Collected data
---------------
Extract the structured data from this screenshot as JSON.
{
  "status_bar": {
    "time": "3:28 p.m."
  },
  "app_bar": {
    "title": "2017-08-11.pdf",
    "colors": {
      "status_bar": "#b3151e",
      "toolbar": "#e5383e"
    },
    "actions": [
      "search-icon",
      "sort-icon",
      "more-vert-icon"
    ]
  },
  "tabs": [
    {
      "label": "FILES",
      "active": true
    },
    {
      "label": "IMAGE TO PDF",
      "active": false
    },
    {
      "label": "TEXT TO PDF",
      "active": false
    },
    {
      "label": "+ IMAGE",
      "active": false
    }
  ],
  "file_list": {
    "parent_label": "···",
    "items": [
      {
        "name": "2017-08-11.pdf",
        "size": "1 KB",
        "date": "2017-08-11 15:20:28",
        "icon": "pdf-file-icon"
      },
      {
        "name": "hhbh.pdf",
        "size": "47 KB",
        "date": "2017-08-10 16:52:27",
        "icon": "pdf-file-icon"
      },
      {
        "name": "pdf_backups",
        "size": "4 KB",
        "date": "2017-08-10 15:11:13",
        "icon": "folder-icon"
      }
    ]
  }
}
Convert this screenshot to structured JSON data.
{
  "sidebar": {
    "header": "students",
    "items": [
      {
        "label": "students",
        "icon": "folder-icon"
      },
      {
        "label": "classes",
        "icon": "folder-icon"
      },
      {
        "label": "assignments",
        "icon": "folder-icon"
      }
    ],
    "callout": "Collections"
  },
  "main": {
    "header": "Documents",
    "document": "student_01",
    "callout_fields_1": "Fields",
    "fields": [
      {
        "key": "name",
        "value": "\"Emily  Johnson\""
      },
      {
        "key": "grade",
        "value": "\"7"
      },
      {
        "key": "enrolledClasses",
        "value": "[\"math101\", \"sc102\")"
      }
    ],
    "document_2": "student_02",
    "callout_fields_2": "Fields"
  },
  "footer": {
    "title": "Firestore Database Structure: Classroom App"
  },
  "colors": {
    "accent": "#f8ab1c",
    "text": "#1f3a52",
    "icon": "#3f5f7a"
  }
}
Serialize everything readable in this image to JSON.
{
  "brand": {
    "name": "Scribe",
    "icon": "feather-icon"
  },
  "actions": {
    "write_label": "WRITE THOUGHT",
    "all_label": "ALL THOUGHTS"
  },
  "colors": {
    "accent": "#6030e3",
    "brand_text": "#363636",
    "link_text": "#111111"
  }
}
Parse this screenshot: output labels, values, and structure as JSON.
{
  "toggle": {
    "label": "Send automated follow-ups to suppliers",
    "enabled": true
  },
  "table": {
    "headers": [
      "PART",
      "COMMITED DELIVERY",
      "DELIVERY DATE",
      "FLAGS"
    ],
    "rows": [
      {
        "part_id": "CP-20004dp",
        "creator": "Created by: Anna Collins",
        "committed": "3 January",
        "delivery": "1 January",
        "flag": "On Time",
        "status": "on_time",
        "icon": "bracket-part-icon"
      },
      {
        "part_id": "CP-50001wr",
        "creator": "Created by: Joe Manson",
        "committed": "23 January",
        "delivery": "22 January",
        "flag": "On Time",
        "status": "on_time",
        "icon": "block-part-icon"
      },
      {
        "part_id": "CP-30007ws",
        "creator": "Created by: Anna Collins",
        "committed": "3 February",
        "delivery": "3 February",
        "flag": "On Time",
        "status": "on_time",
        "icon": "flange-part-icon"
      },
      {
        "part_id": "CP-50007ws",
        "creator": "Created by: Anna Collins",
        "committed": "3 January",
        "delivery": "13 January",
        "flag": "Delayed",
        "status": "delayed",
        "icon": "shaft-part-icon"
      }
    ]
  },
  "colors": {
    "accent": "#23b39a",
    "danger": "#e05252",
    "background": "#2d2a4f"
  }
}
---------------
Stated task —
Exactly as they are written, print the entries again.

Reply to the exercise —
Extract the structured data from this screenshot as JSON.
{
  "status_bar": {
    "time": "3:28 p.m."
  },
  "app_bar": {
    "title": "2017-08-11.pdf",
    "colors": {
      "status_bar": "#b3151e",
      "toolbar": "#e5383e"
    },
    "actions": [
      "search-icon",
      "sort-icon",
      "more-vert-icon"
    ]
  },
  "tabs": [
    {
      "label": "FILES",
      "active": true
    },
    {
      "label": "IMAGE TO PDF",
      "active": false
    },
    {
      "label": "TEXT TO PDF",
      "active": false
    },
    {
      "label": "+ IMAGE",
      "active": false
    }
  ],
  "file_list": {
    "parent_label": "···",
    "items": [
      {
        "name": "2017-08-11.pdf",
        "size": "1 KB",
        "date": "2017-08-11 15:20:28",
        "icon": "pdf-file-icon"
      },
      {
        "name": "hhbh.pdf",
        "size": "47 KB",
        "date": "2017-08-10 16:52:27",
        "icon": "pdf-file-icon"
      },
      {
        "name": "pdf_backups",
        "size": "4 KB",
        "date": "2017-08-10 15:11:13",
        "icon": "folder-icon"
      }
    ]
  }
}
Convert this screenshot to structured JSON data.
{
  "sidebar": {
    "header": "students",
    "items": [
      {
        "label": "students",
        "icon": "folder-icon"
      },
      {
        "label": "classes",
        "icon": "folder-icon"
      },
      {
        "label": "assignments",
        "icon": "folder-icon"
      }
    ],
    "callout": "Collections"
  },
  "main": {
    "header": "Documents",
    "document": "student_01",
    "callout_fields_1": "Fields",
    "fields": [
      {
        "key": "name",
        "value": "\"Emily  Johnson\""
      },
      {
        "key": "grade",
        "value": "\"7"
      },
      {
        "key": "enrolledClasses",
        "value": "[\"math101\", \"sc102\")"
      }
    ],
    "document_2": "student_02",
    "callout_fields_2": "Fields"
  },
  "footer": {
    "title": "Firestore Database Structure: Classroom App"
  },
  "colors": {
    "accent": "#f8ab1c",
    "text": "#1f3a52",
    "icon": "#3f5f7a"
  }
}
Serialize everything readable in this image to JSON.
{
  "brand": {
    "name": "Scribe",
    "icon": "feather-icon"
  },
  "actions": {
    "write_label": "WRITE THOUGHT",
    "all_label": "ALL THOUGHTS"
  },
  "colors": {
    "accent": "#6030e3",
    "brand_text": "#363636",
    "link_text": "#111111"
  }
}
Parse this screenshot: output labels, values, and structure as JSON.
{
  "toggle": {
    "label": "Send automated follow-ups to suppliers",
    "enabled": true
  },
  "table": {
    "headers": [
      "PART",
      "COMMITED DELIVERY",
      "DELIVERY DATE",
      "FLAGS"
    ],
    "rows": [
      {
        "part_id": "CP-20004dp",
        "creator": "Created by: Anna Collins",
        "committed": "3 January",
        "delivery": "1 January",
        "flag": "On Time",
        "status": "on_time",
        "icon": "bracket-part-icon"
      },
      {
        "part_id": "CP-50001wr",
        "creator": "Created by: Joe Manson",
        "committed": "23 January",
        "delivery": "22 January",
        "flag": "On Time",
        "status": "on_time",
        "icon": "block-part-icon"
      },
      {
        "part_id": "CP-30007ws",
        "creator": "Created by: Anna Collins",
        "committed": "3 February",
        "delivery": "3 February",
        "flag": "On Time",
        "status": "on_time",
        "icon": "flange-part-icon"
      },
      {
        "part_id": "CP-50007ws",
        "creator": "Created by: Anna Collins",
        "committed": "3 January",
        "delivery": "13 January",
        "flag": "Delayed",
        "status": "delayed",
        "icon": "shaft-part-icon"
      }
    ]
  },
  "colors": {
    "accent": "#23b39a",
    "danger": "#e05252",
    "background": "#2d2a4f"
  }
}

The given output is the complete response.